**Objective**
Scan the data below for the string "address". Copy every line where it appears.

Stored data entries
## BEGIN
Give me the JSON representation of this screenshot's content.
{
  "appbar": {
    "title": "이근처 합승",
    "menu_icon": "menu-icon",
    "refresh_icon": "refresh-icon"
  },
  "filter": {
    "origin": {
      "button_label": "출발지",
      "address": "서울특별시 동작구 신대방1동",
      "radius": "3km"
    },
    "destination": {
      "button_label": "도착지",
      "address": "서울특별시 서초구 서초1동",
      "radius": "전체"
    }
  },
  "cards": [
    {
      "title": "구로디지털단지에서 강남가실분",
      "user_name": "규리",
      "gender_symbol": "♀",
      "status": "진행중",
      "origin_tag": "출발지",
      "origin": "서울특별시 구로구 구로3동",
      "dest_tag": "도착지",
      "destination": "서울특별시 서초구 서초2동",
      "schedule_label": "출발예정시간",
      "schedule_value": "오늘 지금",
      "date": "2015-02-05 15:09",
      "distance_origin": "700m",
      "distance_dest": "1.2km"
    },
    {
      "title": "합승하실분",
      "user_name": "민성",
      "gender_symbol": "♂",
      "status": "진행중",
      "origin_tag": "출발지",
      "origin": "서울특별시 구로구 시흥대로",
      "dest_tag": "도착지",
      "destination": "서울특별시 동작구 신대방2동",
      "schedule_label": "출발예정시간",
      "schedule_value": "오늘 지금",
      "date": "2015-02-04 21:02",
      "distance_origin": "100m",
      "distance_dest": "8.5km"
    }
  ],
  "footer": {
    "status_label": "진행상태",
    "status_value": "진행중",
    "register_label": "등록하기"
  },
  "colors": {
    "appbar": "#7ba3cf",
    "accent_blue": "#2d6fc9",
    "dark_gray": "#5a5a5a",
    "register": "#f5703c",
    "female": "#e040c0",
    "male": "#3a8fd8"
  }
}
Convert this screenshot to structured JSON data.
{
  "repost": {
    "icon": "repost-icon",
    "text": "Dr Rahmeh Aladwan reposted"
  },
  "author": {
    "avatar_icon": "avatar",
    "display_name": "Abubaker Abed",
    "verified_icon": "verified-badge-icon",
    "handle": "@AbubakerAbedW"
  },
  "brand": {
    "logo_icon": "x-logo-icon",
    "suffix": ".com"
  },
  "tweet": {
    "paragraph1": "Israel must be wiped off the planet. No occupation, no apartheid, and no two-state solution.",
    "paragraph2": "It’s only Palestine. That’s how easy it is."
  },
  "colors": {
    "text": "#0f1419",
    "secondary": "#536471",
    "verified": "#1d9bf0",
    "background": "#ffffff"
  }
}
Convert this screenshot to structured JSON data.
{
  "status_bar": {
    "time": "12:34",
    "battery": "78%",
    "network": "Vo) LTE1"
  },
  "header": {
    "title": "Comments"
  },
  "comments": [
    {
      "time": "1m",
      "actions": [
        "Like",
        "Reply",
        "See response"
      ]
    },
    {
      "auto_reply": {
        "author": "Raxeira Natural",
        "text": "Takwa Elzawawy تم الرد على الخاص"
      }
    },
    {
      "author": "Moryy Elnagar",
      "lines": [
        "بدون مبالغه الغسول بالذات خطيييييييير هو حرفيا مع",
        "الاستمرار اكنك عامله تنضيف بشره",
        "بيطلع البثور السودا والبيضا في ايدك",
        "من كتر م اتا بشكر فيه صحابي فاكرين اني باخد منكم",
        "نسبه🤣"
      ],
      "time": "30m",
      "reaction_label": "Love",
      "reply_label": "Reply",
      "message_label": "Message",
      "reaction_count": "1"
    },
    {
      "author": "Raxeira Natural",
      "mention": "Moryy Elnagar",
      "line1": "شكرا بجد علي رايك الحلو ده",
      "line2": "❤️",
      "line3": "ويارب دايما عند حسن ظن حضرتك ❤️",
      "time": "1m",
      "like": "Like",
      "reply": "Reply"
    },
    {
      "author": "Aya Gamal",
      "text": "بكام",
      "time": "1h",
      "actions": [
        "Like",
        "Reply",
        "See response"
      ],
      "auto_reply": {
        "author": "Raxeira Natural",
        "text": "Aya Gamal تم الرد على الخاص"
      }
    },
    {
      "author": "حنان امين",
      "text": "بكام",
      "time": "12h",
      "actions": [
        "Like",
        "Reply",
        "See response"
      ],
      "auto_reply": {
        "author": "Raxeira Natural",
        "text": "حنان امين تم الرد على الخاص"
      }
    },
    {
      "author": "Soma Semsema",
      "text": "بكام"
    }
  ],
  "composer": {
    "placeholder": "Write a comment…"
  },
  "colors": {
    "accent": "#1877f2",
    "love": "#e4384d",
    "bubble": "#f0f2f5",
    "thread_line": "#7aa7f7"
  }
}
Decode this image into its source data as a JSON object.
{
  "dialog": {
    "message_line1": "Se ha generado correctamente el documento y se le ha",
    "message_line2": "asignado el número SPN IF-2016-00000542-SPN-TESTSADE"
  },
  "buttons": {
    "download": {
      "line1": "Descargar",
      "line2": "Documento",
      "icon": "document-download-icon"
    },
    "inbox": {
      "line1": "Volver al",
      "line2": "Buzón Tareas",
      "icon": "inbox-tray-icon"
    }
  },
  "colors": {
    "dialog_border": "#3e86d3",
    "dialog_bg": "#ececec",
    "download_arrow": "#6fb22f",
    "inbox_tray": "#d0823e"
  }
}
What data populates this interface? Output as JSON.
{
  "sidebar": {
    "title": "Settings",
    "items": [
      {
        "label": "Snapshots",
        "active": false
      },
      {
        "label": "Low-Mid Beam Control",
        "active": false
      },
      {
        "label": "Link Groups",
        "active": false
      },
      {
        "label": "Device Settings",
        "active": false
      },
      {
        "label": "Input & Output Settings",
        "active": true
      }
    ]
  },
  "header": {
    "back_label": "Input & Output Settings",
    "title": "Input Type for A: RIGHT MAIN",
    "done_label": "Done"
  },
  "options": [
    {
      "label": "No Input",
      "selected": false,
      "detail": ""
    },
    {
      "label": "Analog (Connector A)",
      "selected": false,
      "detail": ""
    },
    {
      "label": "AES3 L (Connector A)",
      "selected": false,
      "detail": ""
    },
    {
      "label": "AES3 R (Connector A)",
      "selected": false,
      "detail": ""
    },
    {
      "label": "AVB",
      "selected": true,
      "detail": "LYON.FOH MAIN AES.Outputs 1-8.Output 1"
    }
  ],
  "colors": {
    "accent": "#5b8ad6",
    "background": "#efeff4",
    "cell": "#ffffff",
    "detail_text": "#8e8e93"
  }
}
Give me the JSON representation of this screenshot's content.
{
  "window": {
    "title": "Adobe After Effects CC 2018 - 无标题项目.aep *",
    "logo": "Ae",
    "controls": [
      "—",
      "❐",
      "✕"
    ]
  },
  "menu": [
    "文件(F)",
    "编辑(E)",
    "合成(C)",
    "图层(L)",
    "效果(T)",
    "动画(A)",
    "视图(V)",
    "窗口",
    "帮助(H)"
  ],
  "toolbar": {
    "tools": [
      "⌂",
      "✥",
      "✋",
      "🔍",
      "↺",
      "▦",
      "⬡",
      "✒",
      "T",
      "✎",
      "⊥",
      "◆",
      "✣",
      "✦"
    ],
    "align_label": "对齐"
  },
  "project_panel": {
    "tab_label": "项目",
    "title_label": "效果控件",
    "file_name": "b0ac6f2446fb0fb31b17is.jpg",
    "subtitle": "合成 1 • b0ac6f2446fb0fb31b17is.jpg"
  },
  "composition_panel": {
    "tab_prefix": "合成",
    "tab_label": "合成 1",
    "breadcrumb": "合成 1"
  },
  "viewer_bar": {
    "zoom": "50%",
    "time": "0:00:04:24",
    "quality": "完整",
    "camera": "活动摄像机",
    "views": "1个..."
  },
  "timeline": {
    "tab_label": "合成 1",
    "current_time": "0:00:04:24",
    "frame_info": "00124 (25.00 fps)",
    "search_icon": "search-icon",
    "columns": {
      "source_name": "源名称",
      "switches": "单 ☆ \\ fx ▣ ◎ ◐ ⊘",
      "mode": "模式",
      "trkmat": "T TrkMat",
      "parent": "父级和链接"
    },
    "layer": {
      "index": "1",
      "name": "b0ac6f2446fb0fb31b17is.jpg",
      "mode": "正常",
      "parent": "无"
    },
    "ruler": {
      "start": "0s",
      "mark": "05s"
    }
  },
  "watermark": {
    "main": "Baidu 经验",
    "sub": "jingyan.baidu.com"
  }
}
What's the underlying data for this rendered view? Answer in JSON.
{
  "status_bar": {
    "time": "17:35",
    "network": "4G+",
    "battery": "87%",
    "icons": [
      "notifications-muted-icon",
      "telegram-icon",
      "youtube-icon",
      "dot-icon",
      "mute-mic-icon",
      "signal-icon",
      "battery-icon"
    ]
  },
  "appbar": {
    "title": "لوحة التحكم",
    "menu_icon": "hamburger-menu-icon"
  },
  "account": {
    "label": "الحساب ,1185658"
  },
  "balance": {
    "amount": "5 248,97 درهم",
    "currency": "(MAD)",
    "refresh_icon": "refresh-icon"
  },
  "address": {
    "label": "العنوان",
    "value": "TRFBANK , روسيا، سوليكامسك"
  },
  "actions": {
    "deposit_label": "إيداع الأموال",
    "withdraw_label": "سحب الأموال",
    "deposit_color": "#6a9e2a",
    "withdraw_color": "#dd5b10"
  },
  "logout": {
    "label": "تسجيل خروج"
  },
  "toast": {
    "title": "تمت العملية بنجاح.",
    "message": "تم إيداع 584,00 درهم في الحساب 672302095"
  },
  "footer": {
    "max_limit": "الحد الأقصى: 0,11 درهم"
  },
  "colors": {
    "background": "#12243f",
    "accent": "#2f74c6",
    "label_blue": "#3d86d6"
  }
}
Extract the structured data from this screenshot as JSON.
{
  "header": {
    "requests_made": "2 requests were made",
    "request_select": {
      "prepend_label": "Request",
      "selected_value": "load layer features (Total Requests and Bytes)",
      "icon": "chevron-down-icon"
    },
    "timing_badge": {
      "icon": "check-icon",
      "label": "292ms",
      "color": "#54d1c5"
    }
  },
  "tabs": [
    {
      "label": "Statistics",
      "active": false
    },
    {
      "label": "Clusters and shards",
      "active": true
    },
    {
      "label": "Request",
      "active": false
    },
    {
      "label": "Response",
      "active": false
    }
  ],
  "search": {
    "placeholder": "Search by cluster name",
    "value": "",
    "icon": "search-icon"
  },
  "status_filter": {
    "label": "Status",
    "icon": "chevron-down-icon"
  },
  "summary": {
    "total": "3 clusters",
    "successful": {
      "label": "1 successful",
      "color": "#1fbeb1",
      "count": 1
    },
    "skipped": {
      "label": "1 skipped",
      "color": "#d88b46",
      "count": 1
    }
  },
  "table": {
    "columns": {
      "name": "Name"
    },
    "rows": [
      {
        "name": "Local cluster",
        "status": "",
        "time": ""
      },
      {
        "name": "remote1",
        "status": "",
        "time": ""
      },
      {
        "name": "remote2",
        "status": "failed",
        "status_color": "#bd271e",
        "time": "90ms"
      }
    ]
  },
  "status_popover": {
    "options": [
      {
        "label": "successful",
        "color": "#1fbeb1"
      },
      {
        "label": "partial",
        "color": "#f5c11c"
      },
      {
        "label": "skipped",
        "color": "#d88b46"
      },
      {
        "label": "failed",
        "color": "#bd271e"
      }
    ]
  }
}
## END
**Exercise result**
      "address": "서울특별시 동작구 신대방1동",
      "address": "서울특별시 서초구 서초1동",
  "address": {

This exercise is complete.